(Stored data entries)

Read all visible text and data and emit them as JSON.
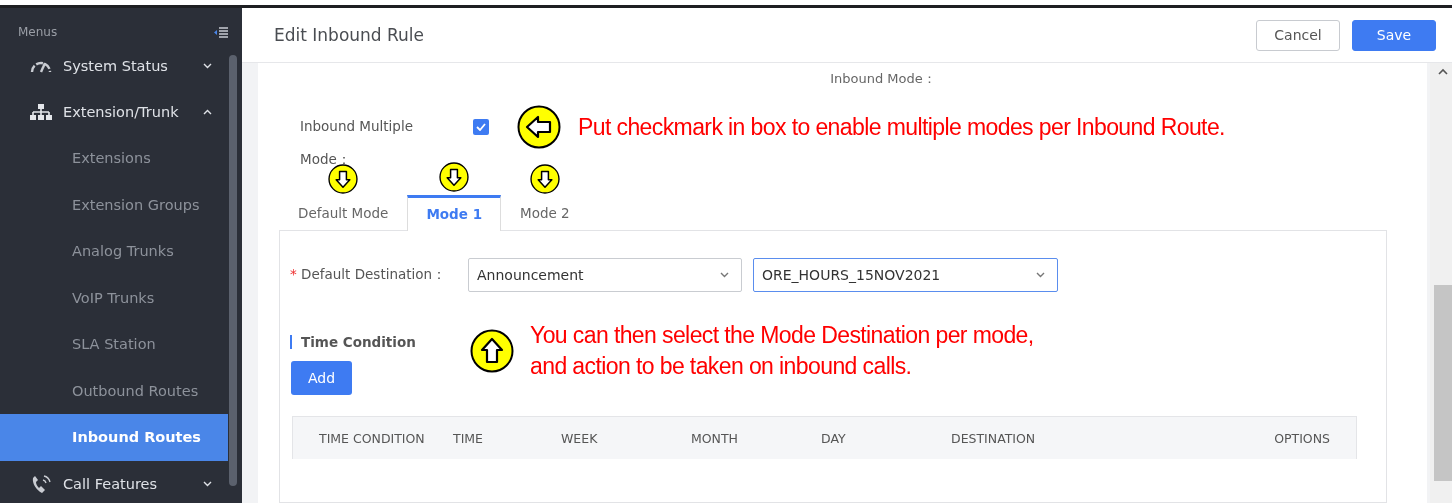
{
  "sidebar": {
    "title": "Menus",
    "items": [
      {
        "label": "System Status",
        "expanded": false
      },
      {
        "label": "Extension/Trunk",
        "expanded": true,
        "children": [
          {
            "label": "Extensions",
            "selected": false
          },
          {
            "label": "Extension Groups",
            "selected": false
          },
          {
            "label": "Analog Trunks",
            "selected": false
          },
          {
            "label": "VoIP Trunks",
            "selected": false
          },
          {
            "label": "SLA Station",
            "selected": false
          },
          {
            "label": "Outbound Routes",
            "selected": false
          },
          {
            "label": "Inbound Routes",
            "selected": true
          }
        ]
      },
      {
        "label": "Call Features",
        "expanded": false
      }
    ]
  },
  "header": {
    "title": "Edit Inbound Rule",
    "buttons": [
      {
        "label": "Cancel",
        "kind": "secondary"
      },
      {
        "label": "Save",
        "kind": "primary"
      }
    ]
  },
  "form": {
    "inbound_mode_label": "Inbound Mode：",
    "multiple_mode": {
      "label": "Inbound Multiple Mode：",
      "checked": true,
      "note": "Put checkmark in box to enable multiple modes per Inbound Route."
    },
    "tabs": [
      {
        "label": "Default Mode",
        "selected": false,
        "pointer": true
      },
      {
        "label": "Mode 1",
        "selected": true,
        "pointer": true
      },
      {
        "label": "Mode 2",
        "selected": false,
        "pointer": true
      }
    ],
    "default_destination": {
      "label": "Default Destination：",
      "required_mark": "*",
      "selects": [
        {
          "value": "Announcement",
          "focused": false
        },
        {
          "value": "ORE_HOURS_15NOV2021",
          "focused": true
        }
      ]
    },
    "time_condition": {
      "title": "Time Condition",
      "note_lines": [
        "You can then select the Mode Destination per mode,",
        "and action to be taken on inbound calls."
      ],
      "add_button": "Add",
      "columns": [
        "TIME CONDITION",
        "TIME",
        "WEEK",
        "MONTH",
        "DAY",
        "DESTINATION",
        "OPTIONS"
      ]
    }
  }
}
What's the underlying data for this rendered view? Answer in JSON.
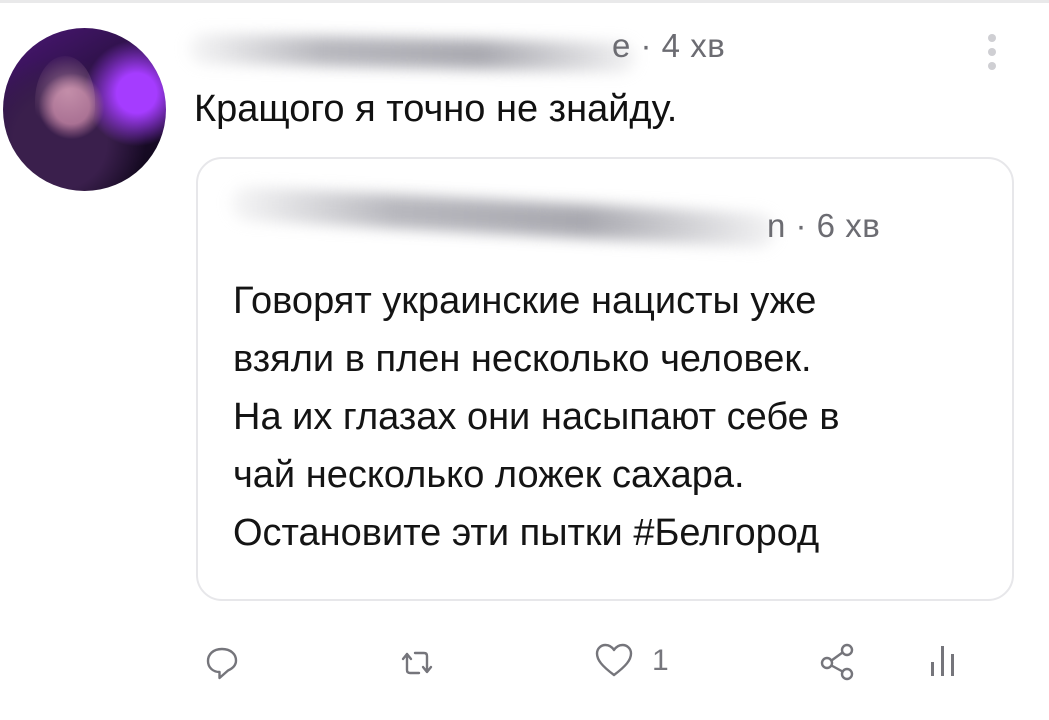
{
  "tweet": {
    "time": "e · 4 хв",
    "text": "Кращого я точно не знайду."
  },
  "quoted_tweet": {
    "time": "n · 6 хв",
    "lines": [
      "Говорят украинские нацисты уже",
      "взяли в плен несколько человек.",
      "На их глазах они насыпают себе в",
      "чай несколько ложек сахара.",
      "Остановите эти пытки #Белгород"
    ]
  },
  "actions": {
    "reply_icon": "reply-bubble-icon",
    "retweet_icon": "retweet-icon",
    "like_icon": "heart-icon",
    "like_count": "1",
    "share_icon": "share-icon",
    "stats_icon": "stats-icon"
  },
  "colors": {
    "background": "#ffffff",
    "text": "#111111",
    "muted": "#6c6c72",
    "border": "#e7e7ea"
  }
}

◆ Given problem:
Beginning at the line with "What's the underlying" and ending at the last line of the listing above, retype each line exactly, including those two lines. Leave the pictures out.

◆ Exercise response:
What's the underlying data for this rendered view? Answer in JSON.
{
  "tweet": {
    "time": "e · 4 хв",
    "text": "Кращого я точно не знайду."
  },
  "quoted_tweet": {
    "time": "n · 6 хв",
    "lines": [
      "Говорят украинские нацисты уже",
      "взяли в плен несколько человек.",
      "На их глазах они насыпают себе в",
      "чай несколько ложек сахара.",
      "Остановите эти пытки #Белгород"
    ]
  },
  "actions": {
    "reply_icon": "reply-bubble-icon",
    "retweet_icon": "retweet-icon",
    "like_icon": "heart-icon",
    "like_count": "1",
    "share_icon": "share-icon",
    "stats_icon": "stats-icon"
  },
  "colors": {
    "background": "#ffffff",
    "text": "#111111",
    "muted": "#6c6c72",
    "border": "#e7e7ea"
  }
}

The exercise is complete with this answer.